PROBLEM TO WORK ON: Each entry that follows must be output without any deviation.

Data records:
========================================================================
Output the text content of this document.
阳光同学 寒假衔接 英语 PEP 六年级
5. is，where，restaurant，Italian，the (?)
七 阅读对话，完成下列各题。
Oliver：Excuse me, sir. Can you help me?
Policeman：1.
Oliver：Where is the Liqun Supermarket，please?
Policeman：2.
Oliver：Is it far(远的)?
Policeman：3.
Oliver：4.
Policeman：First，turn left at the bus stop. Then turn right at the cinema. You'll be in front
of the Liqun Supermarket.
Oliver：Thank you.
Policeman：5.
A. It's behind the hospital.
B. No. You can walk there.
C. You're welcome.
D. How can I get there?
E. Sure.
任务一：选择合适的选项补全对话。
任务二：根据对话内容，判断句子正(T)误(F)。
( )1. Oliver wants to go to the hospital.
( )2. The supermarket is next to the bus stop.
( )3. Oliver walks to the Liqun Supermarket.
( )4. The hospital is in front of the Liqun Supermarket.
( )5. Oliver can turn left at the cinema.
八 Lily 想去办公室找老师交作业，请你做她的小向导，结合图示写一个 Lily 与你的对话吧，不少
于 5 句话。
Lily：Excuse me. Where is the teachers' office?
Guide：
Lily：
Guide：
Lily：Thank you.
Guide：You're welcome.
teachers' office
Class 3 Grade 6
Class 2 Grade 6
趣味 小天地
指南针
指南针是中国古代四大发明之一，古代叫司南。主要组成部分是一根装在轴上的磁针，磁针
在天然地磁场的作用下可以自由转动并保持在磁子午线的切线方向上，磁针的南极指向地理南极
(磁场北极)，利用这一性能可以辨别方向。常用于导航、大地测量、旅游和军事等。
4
========================================================================
WRITTEN RESPONSE:
Output the text content of this document.
阳光同学 寒假衔接 英语 PEP 六年级
5. is，where，restaurant，Italian，the (?)
七 阅读对话，完成下列各题。
Oliver：Excuse me, sir. Can you help me?
Policeman：1.
Oliver：Where is the Liqun Supermarket，please?
Policeman：2.
Oliver：Is it far(远的)?
Policeman：3.
Oliver：4.
Policeman：First，turn left at the bus stop. Then turn right at the cinema. You'll be in front
of the Liqun Supermarket.
Oliver：Thank you.
Policeman：5.
A. It's behind the hospital.
B. No. You can walk there.
C. You're welcome.
D. How can I get there?
E. Sure.
任务一：选择合适的选项补全对话。
任务二：根据对话内容，判断句子正(T)误(F)。
( )1. Oliver wants to go to the hospital.
( )2. The supermarket is next to the bus stop.
( )3. Oliver walks to the Liqun Supermarket.
( )4. The hospital is in front of the Liqun Supermarket.
( )5. Oliver can turn left at the cinema.
八 Lily 想去办公室找老师交作业，请你做她的小向导，结合图示写一个 Lily 与你的对话吧，不少
于 5 句话。
Lily：Excuse me. Where is the teachers' office?
Guide：
Lily：
Guide：
Lily：Thank you.
Guide：You're welcome.
teachers' office
Class 3 Grade 6
Class 2 Grade 6
趣味 小天地
指南针
指南针是中国古代四大发明之一，古代叫司南。主要组成部分是一根装在轴上的磁针，磁针
在天然地磁场的作用下可以自由转动并保持在磁子午线的切线方向上，磁针的南极指向地理南极
(磁场北极)，利用这一性能可以辨别方向。常用于导航、大地测量、旅游和军事等。
4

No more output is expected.